-- What you should do --
Output the data below in full, character for character.

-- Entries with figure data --
====================
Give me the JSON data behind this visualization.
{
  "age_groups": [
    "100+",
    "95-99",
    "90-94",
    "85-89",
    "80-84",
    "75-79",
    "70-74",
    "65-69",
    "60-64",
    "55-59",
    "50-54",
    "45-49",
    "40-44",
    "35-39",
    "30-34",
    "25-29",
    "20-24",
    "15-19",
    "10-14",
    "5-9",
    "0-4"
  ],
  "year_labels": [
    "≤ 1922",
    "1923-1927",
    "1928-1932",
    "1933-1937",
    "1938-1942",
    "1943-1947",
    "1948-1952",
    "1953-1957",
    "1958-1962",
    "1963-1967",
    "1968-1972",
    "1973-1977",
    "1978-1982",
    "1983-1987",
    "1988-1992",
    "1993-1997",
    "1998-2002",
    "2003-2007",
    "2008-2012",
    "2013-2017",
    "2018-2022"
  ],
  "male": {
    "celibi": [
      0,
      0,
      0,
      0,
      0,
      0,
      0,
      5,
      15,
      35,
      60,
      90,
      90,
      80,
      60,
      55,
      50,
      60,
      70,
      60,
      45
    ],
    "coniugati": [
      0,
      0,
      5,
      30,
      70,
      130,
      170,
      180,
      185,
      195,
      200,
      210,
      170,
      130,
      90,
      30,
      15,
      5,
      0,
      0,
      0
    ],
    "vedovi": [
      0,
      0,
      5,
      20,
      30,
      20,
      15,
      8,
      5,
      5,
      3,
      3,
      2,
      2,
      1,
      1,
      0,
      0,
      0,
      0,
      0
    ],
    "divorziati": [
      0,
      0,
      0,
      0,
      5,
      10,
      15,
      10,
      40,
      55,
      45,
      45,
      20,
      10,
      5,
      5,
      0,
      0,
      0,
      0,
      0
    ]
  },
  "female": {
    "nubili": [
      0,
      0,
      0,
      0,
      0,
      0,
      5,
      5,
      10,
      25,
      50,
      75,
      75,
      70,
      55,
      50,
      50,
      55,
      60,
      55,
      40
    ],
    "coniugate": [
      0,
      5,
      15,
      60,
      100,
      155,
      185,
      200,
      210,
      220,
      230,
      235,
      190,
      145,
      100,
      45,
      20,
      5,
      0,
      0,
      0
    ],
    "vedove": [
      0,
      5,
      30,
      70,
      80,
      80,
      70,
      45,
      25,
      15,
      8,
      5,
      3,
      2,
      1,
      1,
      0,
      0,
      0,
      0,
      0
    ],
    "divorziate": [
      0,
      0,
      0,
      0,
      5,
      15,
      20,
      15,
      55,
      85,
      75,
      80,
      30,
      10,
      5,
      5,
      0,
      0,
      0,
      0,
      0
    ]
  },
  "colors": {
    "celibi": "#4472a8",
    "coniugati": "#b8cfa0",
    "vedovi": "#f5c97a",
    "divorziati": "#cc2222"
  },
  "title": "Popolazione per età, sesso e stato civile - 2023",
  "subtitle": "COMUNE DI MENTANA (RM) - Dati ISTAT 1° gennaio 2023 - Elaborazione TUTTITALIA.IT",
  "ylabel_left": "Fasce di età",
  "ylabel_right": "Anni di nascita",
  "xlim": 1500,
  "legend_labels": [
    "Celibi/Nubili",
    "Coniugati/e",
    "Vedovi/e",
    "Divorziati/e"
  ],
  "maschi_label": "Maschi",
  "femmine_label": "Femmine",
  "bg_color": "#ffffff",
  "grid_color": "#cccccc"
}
====================
-- Result of this task --
Give me the JSON data behind this visualization.
{
  "age_groups": [
    "100+",
    "95-99",
    "90-94",
    "85-89",
    "80-84",
    "75-79",
    "70-74",
    "65-69",
    "60-64",
    "55-59",
    "50-54",
    "45-49",
    "40-44",
    "35-39",
    "30-34",
    "25-29",
    "20-24",
    "15-19",
    "10-14",
    "5-9",
    "0-4"
  ],
  "year_labels": [
    "≤ 1922",
    "1923-1927",
    "1928-1932",
    "1933-1937",
    "1938-1942",
    "1943-1947",
    "1948-1952",
    "1953-1957",
    "1958-1962",
    "1963-1967",
    "1968-1972",
    "1973-1977",
    "1978-1982",
    "1983-1987",
    "1988-1992",
    "1993-1997",
    "1998-2002",
    "2003-2007",
    "2008-2012",
    "2013-2017",
    "2018-2022"
  ],
  "male": {
    "celibi": [
      0,
      0,
      0,
      0,
      0,
      0,
      0,
      5,
      15,
      35,
      60,
      90,
      90,
      80,
      60,
      55,
      50,
      60,
      70,
      60,
      45
    ],
    "coniugati": [
      0,
      0,
      5,
      30,
      70,
      130,
      170,
      180,
      185,
      195,
      200,
      210,
      170,
      130,
      90,
      30,
      15,
      5,
      0,
      0,
      0
    ],
    "vedovi": [
      0,
      0,
      5,
      20,
      30,
      20,
      15,
      8,
      5,
      5,
      3,
      3,
      2,
      2,
      1,
      1,
      0,
      0,
      0,
      0,
      0
    ],
    "divorziati": [
      0,
      0,
      0,
      0,
      5,
      10,
      15,
      10,
      40,
      55,
      45,
      45,
      20,
      10,
      5,
      5,
      0,
      0,
      0,
      0,
      0
    ]
  },
  "female": {
    "nubili": [
      0,
      0,
      0,
      0,
      0,
      0,
      5,
      5,
      10,
      25,
      50,
      75,
      75,
      70,
      55,
      50,
      50,
      55,
      60,
      55,
      40
    ],
    "coniugate": [
      0,
      5,
      15,
      60,
      100,
      155,
      185,
      200,
      210,
      220,
      230,
      235,
      190,
      145,
      100,
      45,
      20,
      5,
      0,
      0,
      0
    ],
    "vedove": [
      0,
      5,
      30,
      70,
      80,
      80,
      70,
      45,
      25,
      15,
      8,
      5,
      3,
      2,
      1,
      1,
      0,
      0,
      0,
      0,
      0
    ],
    "divorziate": [
      0,
      0,
      0,
      0,
      5,
      15,
      20,
      15,
      55,
      85,
      75,
      80,
      30,
      10,
      5,
      5,
      0,
      0,
      0,
      0,
      0
    ]
  },
  "colors": {
    "celibi": "#4472a8",
    "coniugati": "#b8cfa0",
    "vedovi": "#f5c97a",
    "divorziati": "#cc2222"
  },
  "title": "Popolazione per età, sesso e stato civile - 2023",
  "subtitle": "COMUNE DI MENTANA (RM) - Dati ISTAT 1° gennaio 2023 - Elaborazione TUTTITALIA.IT",
  "ylabel_left": "Fasce di età",
  "ylabel_right": "Anni di nascita",
  "xlim": 1500,
  "legend_labels": [
    "Celibi/Nubili",
    "Coniugati/e",
    "Vedovi/e",
    "Divorziati/e"
  ],
  "maschi_label": "Maschi",
  "femmine_label": "Femmine",
  "bg_color": "#ffffff",
  "grid_color": "#cccccc"
}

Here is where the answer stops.